**Saved entries**
* * * * *
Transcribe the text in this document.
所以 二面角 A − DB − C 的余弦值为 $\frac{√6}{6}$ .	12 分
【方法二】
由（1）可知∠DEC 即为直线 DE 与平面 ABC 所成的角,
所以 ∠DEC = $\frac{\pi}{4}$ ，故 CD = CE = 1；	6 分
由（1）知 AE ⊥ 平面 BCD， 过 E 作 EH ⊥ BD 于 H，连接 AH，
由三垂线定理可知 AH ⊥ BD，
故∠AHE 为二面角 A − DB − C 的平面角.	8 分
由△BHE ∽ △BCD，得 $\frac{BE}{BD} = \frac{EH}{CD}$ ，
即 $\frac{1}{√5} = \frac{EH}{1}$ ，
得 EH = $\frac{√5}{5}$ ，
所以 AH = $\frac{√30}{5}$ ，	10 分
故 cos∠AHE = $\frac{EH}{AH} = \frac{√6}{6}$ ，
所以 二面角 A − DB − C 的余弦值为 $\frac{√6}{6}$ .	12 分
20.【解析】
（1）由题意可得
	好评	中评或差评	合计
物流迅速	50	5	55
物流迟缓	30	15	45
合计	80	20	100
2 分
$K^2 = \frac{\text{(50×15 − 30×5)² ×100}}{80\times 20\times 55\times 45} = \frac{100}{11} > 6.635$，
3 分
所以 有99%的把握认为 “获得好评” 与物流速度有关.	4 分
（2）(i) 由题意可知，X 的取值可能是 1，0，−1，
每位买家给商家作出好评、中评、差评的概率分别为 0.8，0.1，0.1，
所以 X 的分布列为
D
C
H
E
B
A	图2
* * * * *
**Task**
Return the full listing, character for character.

**Finished answer**
Transcribe the text in this document.
所以 二面角 A − DB − C 的余弦值为 $\frac{√6}{6}$ .	12 分
【方法二】
由（1）可知∠DEC 即为直线 DE 与平面 ABC 所成的角,
所以 ∠DEC = $\frac{\pi}{4}$ ，故 CD = CE = 1；	6 分
由（1）知 AE ⊥ 平面 BCD， 过 E 作 EH ⊥ BD 于 H，连接 AH，
由三垂线定理可知 AH ⊥ BD，
故∠AHE 为二面角 A − DB − C 的平面角.	8 分
由△BHE ∽ △BCD，得 $\frac{BE}{BD} = \frac{EH}{CD}$ ，
即 $\frac{1}{√5} = \frac{EH}{1}$ ，
得 EH = $\frac{√5}{5}$ ，
所以 AH = $\frac{√30}{5}$ ，	10 分
故 cos∠AHE = $\frac{EH}{AH} = \frac{√6}{6}$ ，
所以 二面角 A − DB − C 的余弦值为 $\frac{√6}{6}$ .	12 分
20.【解析】
（1）由题意可得
	好评	中评或差评	合计
物流迅速	50	5	55
物流迟缓	30	15	45
合计	80	20	100
2 分
$K^2 = \frac{\text{(50×15 − 30×5)² ×100}}{80\times 20\times 55\times 45} = \frac{100}{11} > 6.635$，
3 分
所以 有99%的把握认为 “获得好评” 与物流速度有关.	4 分
（2）(i) 由题意可知，X 的取值可能是 1，0，−1，
每位买家给商家作出好评、中评、差评的概率分别为 0.8，0.1，0.1，
所以 X 的分布列为
D
C
H
E
B
A	图2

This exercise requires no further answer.